══ LISTING
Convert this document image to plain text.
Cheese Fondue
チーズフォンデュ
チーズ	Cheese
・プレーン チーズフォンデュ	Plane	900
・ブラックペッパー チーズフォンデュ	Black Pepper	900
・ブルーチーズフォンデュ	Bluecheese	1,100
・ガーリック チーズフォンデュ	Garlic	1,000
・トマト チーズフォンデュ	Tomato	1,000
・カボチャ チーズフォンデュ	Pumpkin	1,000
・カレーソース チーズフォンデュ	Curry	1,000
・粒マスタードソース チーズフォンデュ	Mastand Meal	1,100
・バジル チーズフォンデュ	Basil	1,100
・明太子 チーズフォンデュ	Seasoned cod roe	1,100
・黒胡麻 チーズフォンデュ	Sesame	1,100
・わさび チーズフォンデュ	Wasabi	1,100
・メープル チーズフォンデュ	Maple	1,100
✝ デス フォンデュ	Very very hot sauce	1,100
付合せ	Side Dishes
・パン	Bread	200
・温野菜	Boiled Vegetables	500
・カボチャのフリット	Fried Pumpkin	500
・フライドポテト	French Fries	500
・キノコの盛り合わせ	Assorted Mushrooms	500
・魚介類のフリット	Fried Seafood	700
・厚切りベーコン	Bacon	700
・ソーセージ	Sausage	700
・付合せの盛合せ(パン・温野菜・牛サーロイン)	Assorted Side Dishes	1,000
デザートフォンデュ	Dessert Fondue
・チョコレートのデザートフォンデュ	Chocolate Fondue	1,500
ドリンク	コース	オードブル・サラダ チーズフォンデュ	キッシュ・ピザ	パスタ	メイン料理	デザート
════
WHAT YOU NEED TO DO
Lines that include the word "Fried" — how many are there in the data? Answer with the number alone.

SOLUTION
2